:: Task prompt ::
Select from the data all lines with the word "this".

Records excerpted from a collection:

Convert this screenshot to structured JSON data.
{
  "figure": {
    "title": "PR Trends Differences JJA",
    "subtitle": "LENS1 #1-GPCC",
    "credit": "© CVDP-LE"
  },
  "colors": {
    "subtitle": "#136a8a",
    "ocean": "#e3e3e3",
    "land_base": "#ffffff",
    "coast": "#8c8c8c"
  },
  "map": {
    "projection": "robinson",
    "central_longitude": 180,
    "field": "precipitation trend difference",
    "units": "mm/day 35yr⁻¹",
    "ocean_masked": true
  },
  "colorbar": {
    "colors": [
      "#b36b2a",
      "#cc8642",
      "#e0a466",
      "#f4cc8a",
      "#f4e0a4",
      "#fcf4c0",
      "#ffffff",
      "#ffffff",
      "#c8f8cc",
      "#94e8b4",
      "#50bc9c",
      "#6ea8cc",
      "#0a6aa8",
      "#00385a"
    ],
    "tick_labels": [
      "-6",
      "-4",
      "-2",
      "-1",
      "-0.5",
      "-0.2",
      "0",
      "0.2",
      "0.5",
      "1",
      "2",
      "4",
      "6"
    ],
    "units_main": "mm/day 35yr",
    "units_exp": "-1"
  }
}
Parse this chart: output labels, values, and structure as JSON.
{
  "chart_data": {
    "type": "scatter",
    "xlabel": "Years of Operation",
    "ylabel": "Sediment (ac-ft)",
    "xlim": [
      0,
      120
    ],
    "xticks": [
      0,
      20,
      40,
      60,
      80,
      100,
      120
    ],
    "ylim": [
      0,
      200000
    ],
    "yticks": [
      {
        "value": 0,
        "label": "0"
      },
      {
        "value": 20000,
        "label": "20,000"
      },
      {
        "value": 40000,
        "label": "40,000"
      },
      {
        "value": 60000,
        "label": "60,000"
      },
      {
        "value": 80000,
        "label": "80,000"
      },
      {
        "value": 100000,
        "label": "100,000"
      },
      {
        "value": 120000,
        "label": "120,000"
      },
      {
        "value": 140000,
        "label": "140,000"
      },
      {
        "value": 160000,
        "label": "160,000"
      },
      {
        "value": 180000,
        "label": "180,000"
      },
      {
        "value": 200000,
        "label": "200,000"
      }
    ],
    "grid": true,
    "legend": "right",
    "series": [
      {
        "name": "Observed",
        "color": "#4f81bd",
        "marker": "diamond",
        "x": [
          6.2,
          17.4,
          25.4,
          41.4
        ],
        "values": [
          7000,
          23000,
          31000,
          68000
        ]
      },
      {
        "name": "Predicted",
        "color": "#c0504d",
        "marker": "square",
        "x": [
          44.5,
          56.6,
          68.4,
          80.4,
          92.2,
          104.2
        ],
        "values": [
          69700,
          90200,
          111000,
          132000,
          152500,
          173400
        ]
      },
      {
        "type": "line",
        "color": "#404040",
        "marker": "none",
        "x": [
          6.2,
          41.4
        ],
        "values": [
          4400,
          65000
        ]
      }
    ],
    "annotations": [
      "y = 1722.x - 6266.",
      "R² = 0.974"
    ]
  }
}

:: Final result ::
Convert this screenshot to structured JSON data.
Parse this chart: output labels, values, and structure as JSON.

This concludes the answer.